WHAT THIS TASK INVOLVES | Pictures appear in the records below; write out everything else exactly.

MATERIAL SHOWN |
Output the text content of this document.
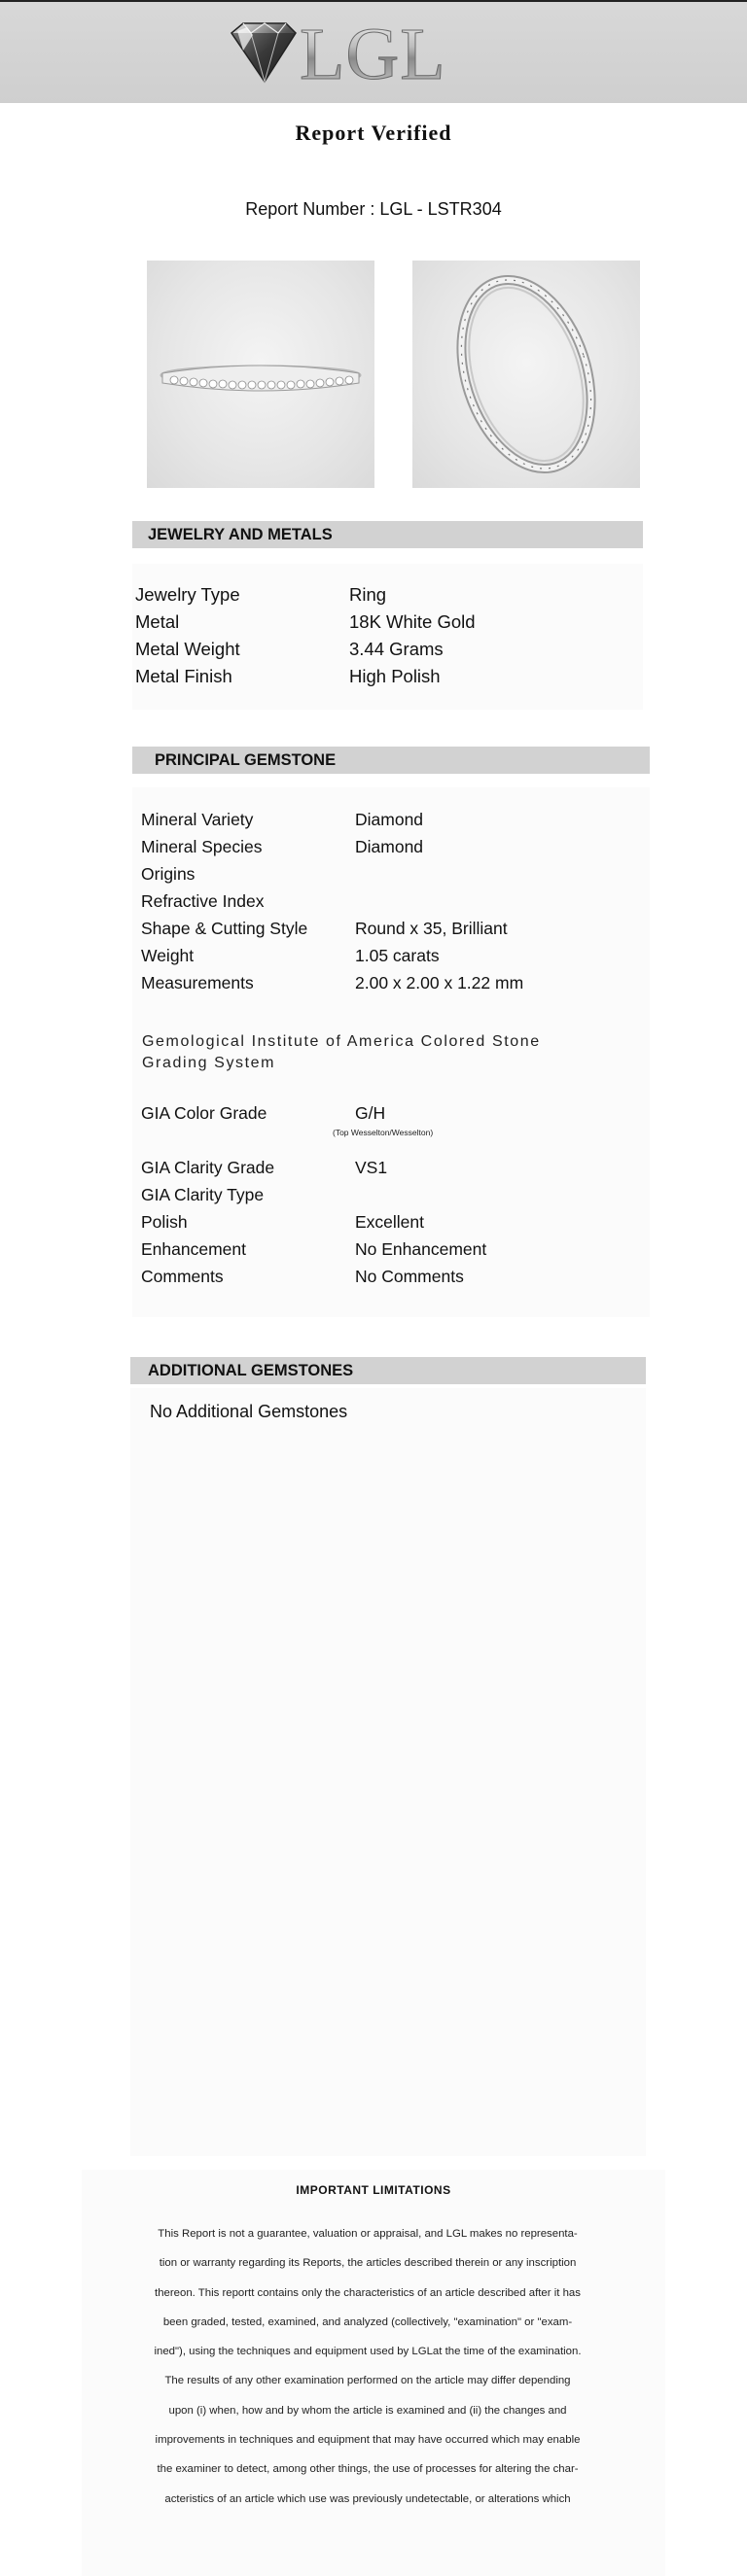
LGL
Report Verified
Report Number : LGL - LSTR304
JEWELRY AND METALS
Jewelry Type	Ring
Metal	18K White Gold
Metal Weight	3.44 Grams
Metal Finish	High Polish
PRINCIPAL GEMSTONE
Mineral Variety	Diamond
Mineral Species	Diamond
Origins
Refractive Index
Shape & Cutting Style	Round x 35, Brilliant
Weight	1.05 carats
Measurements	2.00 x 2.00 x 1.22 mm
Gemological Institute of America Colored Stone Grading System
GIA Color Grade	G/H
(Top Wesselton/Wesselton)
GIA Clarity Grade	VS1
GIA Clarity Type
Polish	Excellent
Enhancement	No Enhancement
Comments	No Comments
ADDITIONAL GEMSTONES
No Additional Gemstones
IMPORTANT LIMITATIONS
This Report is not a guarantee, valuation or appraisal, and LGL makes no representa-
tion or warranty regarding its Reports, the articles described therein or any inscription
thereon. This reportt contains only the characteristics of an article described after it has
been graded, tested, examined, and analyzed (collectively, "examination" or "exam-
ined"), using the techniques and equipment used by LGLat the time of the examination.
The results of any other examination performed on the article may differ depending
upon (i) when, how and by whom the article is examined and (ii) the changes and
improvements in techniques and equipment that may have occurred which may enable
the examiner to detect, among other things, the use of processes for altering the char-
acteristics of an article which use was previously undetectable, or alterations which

OUTPUT BELOW |
Output the text content of this document.
LGL
Report Verified
Report Number : LGL - LSTR304
JEWELRY AND METALS
Jewelry Type	Ring
Metal	18K White Gold
Metal Weight	3.44 Grams
Metal Finish	High Polish
PRINCIPAL GEMSTONE
Mineral Variety	Diamond
Mineral Species	Diamond
Origins
Refractive Index
Shape & Cutting Style	Round x 35, Brilliant
Weight	1.05 carats
Measurements	2.00 x 2.00 x 1.22 mm
Gemological Institute of America Colored Stone Grading System
GIA Color Grade	G/H
(Top Wesselton/Wesselton)
GIA Clarity Grade	VS1
GIA Clarity Type
Polish	Excellent
Enhancement	No Enhancement
Comments	No Comments
ADDITIONAL GEMSTONES
No Additional Gemstones
IMPORTANT LIMITATIONS
This Report is not a guarantee, valuation or appraisal, and LGL makes no representa-
tion or warranty regarding its Reports, the articles described therein or any inscription
thereon. This reportt contains only the characteristics of an article described after it has
been graded, tested, examined, and analyzed (collectively, "examination" or "exam-
ined"), using the techniques and equipment used by LGLat the time of the examination.
The results of any other examination performed on the article may differ depending
upon (i) when, how and by whom the article is examined and (ii) the changes and
improvements in techniques and equipment that may have occurred which may enable
the examiner to detect, among other things, the use of processes for altering the char-
acteristics of an article which use was previously undetectable, or alterations which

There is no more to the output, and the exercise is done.